Dataset entries:

________________________

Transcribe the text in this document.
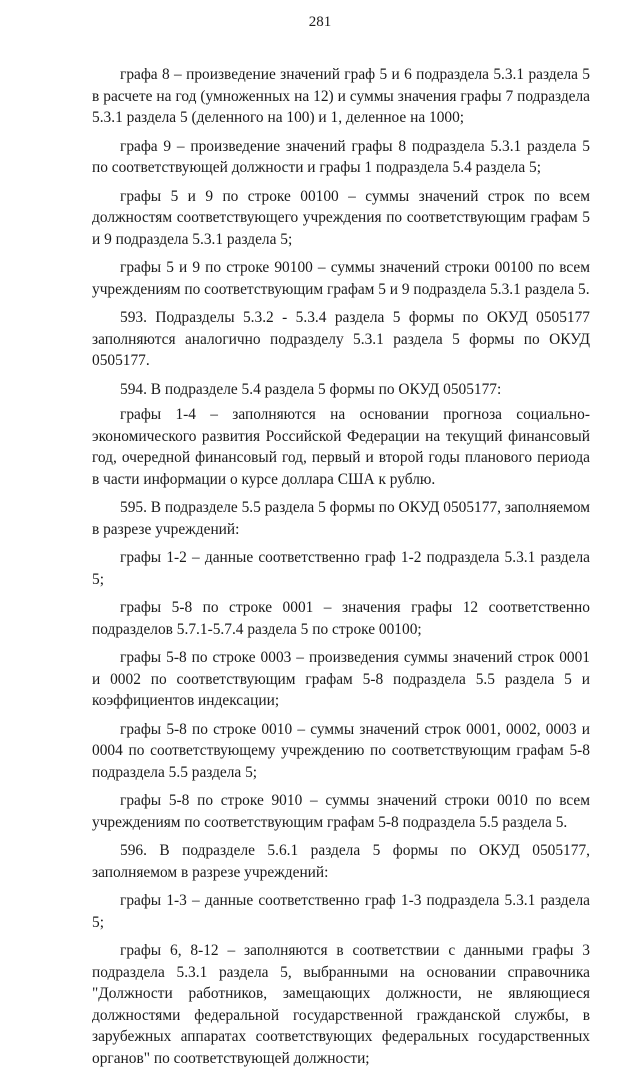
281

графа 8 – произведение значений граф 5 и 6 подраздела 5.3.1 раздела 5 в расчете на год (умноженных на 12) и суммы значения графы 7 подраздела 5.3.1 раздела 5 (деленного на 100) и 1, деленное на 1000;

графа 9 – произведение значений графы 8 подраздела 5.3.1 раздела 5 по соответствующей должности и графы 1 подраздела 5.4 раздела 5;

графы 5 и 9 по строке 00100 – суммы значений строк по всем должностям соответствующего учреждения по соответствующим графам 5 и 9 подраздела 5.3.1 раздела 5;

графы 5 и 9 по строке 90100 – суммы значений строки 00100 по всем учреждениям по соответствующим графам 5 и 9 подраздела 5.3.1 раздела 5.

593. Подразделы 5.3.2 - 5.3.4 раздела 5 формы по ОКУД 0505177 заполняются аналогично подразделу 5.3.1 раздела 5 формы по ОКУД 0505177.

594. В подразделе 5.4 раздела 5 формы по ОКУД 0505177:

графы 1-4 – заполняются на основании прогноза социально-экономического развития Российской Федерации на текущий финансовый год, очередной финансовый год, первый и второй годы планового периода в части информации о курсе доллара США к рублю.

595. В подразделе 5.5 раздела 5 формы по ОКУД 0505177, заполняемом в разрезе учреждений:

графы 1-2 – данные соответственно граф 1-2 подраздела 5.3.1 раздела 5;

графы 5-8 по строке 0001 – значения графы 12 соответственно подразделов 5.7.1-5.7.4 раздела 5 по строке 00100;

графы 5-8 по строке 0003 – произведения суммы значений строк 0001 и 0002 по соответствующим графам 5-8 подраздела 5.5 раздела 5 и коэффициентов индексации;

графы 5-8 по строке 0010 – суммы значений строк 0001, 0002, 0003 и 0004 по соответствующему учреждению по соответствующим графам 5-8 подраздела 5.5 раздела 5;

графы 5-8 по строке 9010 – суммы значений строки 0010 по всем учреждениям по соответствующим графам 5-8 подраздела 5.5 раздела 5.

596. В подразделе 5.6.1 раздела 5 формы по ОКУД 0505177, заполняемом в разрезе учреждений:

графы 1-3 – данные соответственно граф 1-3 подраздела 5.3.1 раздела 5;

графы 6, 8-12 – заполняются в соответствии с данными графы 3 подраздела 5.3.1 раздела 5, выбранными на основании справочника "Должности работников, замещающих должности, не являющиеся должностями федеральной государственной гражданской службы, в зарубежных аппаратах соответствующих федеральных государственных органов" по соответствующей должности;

________________________

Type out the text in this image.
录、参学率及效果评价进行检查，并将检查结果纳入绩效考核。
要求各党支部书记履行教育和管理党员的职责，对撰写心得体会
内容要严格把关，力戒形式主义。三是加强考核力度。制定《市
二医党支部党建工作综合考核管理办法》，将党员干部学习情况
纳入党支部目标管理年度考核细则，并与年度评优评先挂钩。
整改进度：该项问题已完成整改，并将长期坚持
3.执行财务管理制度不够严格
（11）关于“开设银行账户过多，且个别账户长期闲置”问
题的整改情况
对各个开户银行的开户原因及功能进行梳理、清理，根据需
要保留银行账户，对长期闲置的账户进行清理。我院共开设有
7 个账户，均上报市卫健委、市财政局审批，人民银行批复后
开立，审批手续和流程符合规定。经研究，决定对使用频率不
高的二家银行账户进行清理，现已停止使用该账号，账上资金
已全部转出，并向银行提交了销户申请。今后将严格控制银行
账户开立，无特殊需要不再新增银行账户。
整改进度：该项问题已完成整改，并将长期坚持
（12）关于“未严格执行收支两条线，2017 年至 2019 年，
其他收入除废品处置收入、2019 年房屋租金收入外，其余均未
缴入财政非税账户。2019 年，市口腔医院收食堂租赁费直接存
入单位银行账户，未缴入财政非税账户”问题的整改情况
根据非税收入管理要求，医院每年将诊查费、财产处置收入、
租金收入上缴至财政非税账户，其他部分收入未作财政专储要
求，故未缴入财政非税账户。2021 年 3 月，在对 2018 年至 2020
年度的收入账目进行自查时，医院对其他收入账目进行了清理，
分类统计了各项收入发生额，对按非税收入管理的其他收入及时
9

________________________

Which lines hold the word "значения"? Copy every one of them.

Completed task:
графа 8 – произведение значений граф 5 и 6 подраздела 5.3.1 раздела 5 в расчете на год (умноженных на 12) и суммы значения графы 7 подраздела 5.3.1 раздела 5 (деленного на 100) и 1, деленное на 1000;
графы 5-8 по строке 0001 – значения графы 12 соответственно подразделов 5.7.1-5.7.4 раздела 5 по строке 00100;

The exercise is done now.